Task objective: Find and copy every line in the records that includes the string "schedule".

Entries shown:
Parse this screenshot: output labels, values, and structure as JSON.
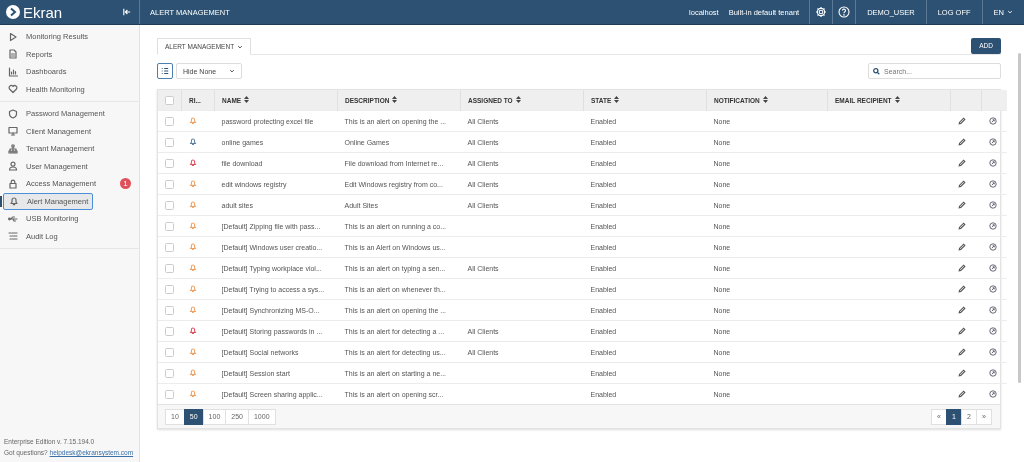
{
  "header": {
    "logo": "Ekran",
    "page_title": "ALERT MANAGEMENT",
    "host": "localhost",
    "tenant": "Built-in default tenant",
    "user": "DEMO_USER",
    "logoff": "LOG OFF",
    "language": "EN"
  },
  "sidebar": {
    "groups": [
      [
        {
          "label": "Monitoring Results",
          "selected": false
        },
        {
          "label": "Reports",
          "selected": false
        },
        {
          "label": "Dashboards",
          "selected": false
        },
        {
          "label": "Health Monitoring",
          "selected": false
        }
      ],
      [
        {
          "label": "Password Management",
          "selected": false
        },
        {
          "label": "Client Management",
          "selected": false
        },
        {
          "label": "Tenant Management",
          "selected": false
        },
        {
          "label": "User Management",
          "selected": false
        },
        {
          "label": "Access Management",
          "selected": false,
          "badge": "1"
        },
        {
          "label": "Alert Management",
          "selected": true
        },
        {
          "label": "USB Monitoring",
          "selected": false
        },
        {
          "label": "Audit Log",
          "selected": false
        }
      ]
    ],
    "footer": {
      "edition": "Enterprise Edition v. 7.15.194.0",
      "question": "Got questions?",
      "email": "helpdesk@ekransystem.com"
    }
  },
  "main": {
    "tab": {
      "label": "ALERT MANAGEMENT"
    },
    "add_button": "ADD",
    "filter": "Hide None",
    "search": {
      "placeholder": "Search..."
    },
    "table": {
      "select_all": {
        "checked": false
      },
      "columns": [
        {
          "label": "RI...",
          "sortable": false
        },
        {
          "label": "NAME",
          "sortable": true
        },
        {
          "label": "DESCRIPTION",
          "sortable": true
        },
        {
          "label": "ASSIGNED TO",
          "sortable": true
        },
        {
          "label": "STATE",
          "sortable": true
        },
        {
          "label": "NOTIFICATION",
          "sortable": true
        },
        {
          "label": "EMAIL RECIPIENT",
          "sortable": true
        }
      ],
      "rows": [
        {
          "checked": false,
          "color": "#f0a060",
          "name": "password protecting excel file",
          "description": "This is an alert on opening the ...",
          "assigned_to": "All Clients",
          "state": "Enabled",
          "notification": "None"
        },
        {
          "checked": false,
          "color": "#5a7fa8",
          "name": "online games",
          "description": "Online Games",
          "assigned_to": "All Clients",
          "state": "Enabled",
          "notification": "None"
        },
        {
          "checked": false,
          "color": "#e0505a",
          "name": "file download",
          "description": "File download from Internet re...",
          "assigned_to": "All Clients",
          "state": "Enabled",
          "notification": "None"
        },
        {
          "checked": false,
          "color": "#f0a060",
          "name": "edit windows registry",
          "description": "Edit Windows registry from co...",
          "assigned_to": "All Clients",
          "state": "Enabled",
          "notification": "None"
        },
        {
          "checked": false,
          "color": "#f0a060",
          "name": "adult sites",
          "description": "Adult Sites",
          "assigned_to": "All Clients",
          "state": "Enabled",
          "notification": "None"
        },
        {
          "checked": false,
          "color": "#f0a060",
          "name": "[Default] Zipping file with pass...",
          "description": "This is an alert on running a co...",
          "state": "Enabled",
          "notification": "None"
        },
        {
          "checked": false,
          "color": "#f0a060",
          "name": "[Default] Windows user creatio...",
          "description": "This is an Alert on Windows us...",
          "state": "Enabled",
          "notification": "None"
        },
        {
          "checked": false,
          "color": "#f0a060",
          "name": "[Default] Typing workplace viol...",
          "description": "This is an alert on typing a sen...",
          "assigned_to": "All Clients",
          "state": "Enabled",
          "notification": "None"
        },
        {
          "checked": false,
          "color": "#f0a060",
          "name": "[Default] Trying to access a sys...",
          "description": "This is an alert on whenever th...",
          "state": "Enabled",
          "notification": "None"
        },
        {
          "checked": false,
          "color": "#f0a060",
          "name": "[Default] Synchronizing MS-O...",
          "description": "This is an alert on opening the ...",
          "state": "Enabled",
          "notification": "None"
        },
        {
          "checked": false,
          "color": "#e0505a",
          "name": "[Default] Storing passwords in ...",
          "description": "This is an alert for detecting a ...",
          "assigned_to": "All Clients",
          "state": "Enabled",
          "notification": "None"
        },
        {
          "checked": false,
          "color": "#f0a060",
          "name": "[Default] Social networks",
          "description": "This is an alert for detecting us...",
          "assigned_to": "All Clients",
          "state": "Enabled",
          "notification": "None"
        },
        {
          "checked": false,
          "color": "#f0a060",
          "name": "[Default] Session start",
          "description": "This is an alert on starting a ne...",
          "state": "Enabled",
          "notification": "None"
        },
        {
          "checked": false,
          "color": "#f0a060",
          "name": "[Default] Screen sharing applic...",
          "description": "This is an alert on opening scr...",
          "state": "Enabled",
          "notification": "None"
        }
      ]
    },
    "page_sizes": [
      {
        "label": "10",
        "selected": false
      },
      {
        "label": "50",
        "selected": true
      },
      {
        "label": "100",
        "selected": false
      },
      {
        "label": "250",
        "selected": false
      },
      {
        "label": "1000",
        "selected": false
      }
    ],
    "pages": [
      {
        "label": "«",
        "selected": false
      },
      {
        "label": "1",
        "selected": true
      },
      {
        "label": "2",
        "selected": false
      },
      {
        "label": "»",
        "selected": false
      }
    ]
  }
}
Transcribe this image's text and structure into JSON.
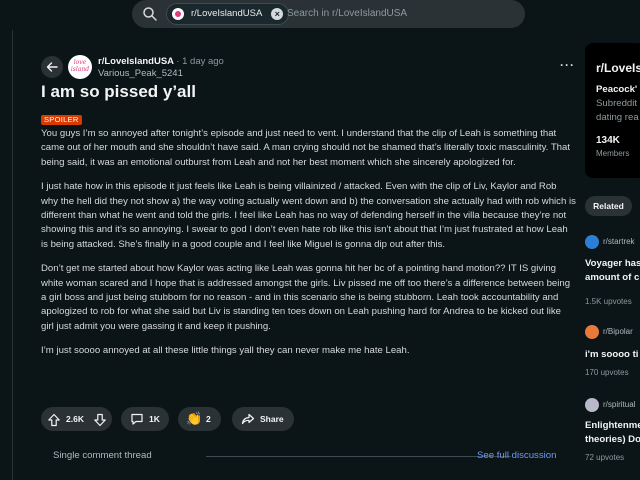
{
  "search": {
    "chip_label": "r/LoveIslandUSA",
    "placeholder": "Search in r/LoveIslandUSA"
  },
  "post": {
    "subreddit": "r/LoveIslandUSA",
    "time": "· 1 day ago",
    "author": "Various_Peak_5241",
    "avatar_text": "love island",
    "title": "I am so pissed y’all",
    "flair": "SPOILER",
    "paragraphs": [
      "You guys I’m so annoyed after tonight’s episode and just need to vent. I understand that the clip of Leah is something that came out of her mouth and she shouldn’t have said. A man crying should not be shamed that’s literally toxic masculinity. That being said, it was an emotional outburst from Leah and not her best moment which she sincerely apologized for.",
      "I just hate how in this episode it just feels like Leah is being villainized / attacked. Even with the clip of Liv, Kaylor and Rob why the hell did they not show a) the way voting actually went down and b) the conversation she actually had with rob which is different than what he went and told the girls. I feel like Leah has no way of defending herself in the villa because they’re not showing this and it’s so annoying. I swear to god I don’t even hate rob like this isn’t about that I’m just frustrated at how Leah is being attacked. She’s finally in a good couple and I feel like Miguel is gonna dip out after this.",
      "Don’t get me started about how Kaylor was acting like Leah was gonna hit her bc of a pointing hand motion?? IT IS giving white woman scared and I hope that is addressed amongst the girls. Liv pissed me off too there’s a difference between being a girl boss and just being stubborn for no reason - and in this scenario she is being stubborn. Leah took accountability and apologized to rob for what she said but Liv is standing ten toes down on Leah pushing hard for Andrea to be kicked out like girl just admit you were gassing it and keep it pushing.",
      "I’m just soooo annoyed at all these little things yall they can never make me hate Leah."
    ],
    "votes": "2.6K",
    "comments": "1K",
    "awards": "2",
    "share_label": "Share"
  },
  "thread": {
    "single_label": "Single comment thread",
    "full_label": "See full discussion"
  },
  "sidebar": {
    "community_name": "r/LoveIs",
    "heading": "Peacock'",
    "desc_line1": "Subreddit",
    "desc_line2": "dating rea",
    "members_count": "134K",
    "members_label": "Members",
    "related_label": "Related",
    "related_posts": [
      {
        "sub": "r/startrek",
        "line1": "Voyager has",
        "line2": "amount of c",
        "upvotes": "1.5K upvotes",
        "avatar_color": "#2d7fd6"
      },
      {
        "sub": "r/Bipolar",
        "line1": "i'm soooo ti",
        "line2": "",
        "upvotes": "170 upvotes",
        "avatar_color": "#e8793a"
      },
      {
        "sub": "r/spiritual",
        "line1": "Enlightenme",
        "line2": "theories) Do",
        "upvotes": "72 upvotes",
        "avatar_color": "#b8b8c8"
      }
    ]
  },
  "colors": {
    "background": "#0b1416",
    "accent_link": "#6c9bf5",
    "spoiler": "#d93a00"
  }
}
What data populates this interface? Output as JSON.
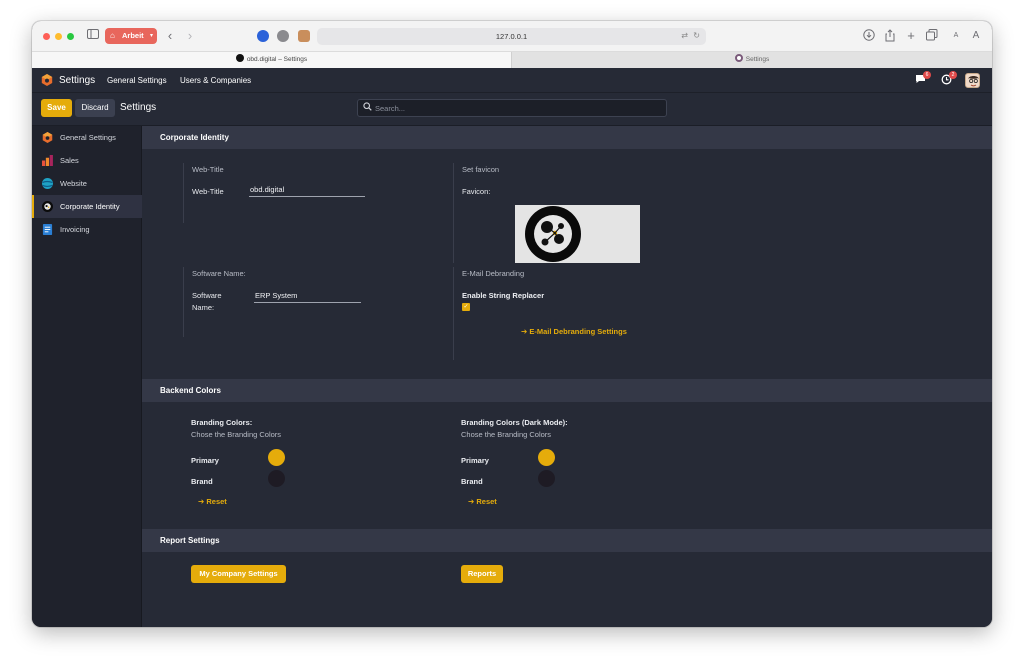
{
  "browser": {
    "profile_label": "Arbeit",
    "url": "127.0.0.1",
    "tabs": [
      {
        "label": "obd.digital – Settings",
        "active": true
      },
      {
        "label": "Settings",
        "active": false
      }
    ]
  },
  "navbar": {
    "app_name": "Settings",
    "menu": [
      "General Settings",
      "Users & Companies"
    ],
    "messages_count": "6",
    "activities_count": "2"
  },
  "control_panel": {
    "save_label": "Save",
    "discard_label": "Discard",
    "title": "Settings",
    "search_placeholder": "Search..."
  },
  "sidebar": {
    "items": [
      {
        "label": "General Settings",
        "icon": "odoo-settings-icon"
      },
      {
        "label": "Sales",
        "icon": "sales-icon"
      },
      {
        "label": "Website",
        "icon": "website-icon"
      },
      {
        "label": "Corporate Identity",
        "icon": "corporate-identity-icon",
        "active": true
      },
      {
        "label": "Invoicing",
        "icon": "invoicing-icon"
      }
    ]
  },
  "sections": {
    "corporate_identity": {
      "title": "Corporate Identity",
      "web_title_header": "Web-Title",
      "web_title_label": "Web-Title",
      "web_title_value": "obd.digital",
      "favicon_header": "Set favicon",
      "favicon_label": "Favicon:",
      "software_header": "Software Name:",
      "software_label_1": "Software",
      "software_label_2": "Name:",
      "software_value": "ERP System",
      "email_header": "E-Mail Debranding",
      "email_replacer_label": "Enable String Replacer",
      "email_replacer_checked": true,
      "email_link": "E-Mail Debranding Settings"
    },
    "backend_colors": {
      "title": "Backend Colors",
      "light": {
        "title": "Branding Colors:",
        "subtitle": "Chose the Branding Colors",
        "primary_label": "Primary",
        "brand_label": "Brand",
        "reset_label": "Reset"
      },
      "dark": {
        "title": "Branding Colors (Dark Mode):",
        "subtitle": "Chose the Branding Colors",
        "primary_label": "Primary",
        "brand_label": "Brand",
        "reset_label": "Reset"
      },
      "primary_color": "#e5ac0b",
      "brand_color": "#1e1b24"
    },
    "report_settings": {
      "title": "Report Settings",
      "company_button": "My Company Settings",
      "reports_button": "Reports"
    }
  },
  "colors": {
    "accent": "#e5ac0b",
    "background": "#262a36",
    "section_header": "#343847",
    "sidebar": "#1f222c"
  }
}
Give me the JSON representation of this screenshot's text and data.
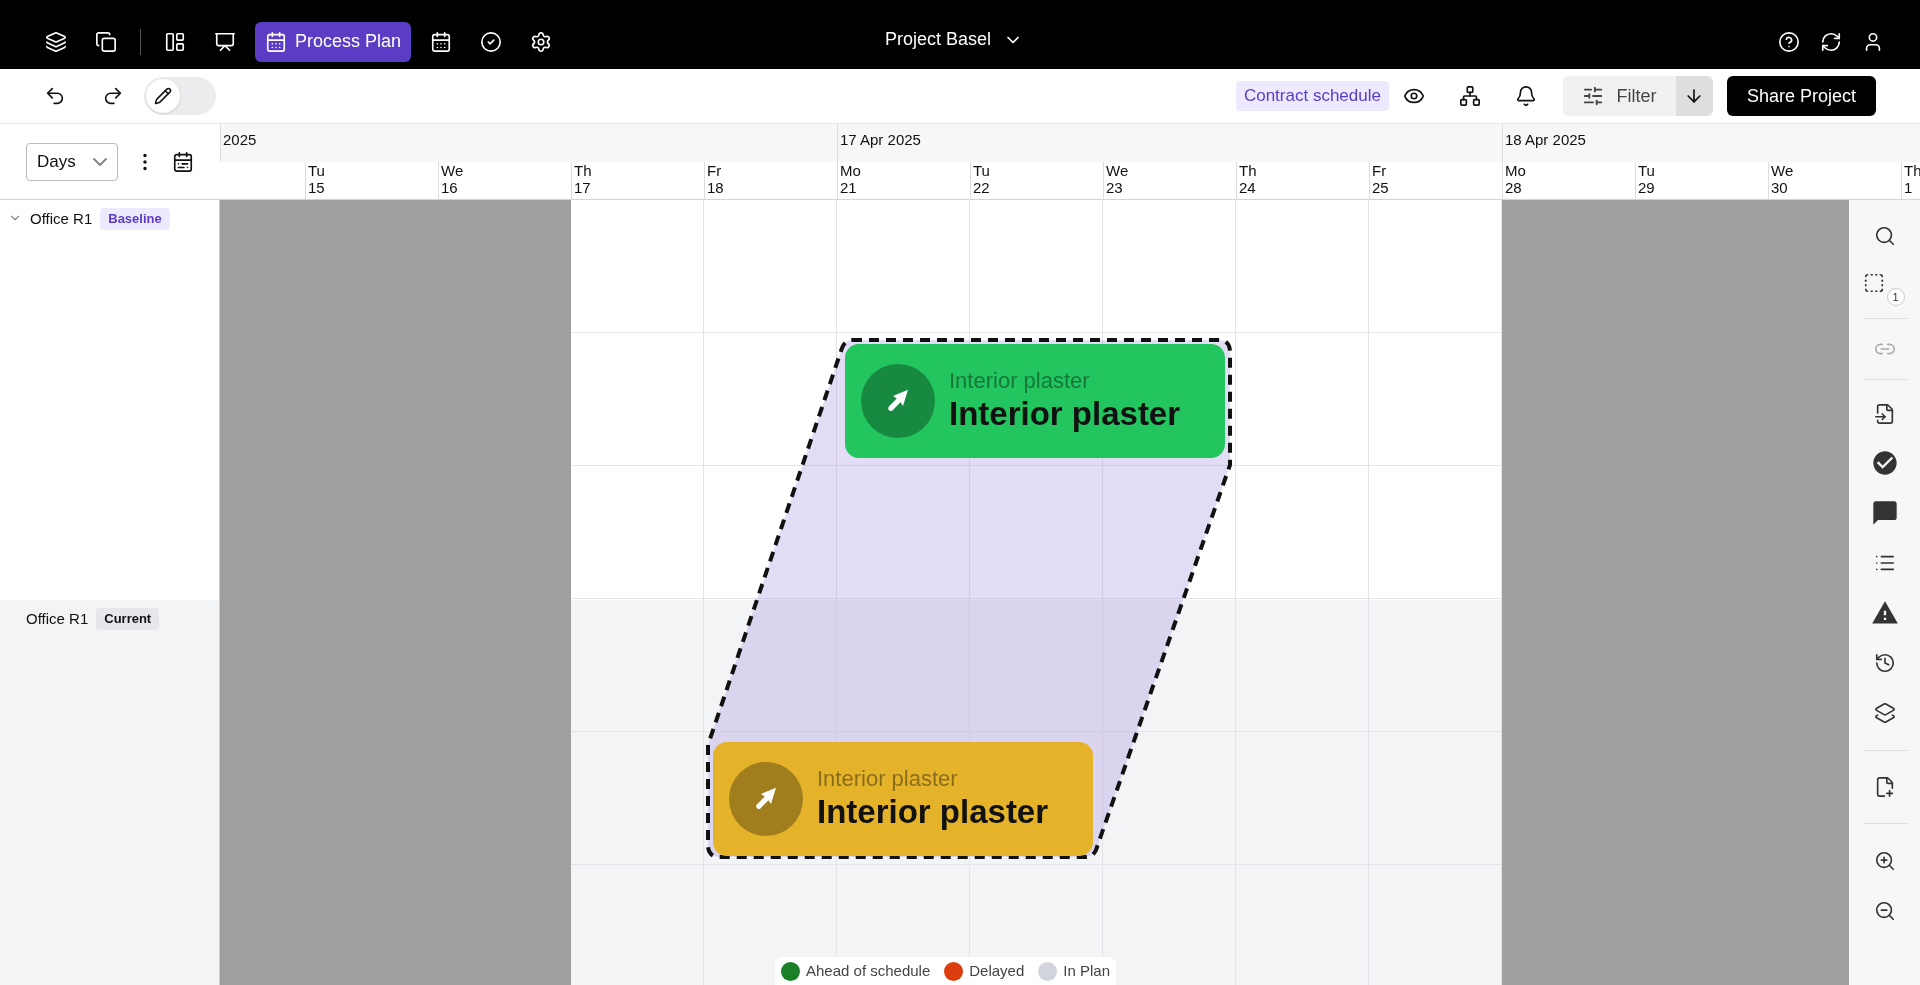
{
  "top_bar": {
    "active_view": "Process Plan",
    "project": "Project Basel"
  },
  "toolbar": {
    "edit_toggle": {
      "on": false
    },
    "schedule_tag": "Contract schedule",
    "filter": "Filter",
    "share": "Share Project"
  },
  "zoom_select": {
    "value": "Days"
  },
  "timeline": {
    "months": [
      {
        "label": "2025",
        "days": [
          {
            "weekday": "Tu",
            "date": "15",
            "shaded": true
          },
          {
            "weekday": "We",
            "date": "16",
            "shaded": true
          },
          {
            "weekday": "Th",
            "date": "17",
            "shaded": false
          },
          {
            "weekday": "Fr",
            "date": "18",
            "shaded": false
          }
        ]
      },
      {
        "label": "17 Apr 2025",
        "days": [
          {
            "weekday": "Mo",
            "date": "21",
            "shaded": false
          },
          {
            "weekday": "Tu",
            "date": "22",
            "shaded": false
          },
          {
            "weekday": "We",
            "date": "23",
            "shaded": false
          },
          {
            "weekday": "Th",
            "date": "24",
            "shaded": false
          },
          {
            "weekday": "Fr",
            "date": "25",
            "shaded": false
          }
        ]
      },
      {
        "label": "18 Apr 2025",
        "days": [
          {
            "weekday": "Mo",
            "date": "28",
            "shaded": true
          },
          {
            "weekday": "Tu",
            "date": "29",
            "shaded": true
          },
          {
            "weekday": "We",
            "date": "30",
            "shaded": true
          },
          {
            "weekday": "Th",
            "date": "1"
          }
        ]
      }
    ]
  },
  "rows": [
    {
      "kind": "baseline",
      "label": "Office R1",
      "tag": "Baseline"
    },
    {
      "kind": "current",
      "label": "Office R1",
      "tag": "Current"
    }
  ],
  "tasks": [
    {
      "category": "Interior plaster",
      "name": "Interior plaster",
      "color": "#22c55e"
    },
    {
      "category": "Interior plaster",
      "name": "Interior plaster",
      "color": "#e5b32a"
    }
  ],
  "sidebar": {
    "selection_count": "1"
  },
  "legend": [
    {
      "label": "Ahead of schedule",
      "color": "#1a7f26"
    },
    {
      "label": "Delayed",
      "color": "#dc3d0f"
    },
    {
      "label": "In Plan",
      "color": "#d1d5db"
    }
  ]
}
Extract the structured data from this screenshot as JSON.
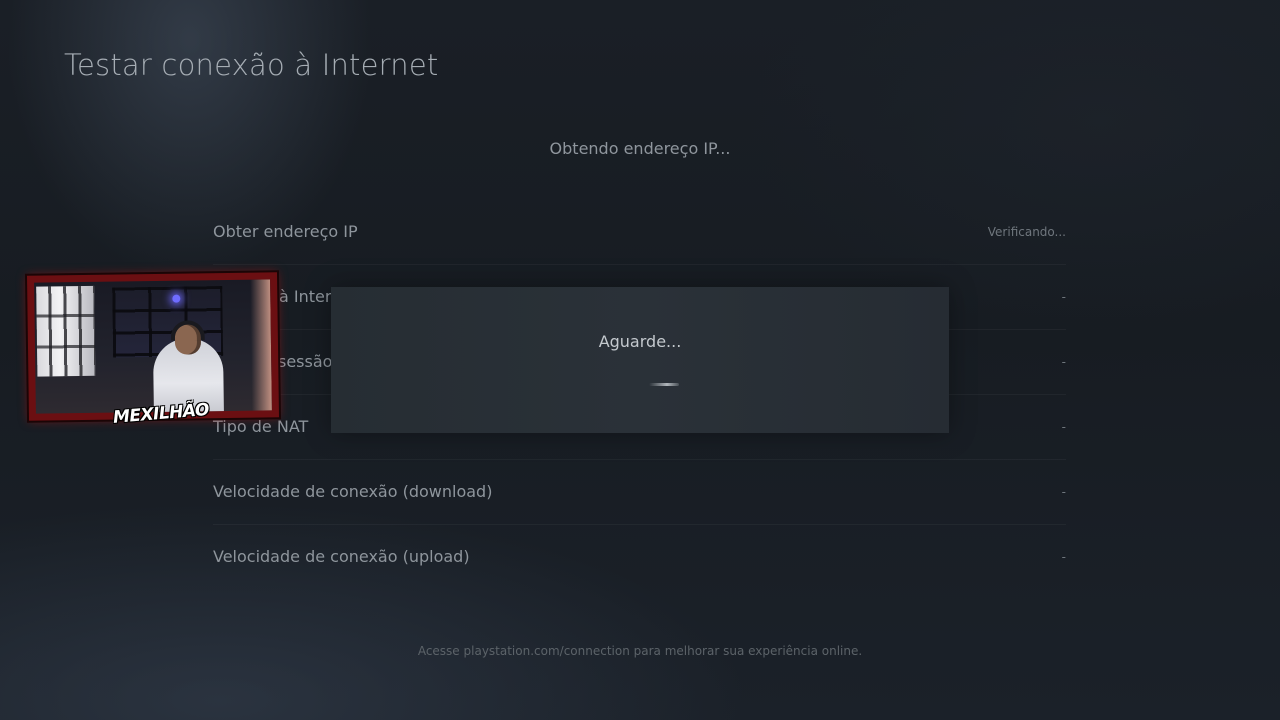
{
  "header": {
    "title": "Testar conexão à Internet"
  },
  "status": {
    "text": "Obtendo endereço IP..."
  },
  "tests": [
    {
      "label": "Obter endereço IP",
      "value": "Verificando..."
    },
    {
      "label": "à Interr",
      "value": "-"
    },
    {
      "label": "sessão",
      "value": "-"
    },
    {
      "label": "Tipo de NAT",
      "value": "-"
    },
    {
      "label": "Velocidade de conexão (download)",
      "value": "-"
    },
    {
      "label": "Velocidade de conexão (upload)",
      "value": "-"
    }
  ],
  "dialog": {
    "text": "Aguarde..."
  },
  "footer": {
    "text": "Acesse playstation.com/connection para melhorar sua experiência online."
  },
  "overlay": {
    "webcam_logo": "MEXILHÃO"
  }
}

Finished task:
    "schedule_tag": "Contract schedule",
      "label": "Ahead of schedule",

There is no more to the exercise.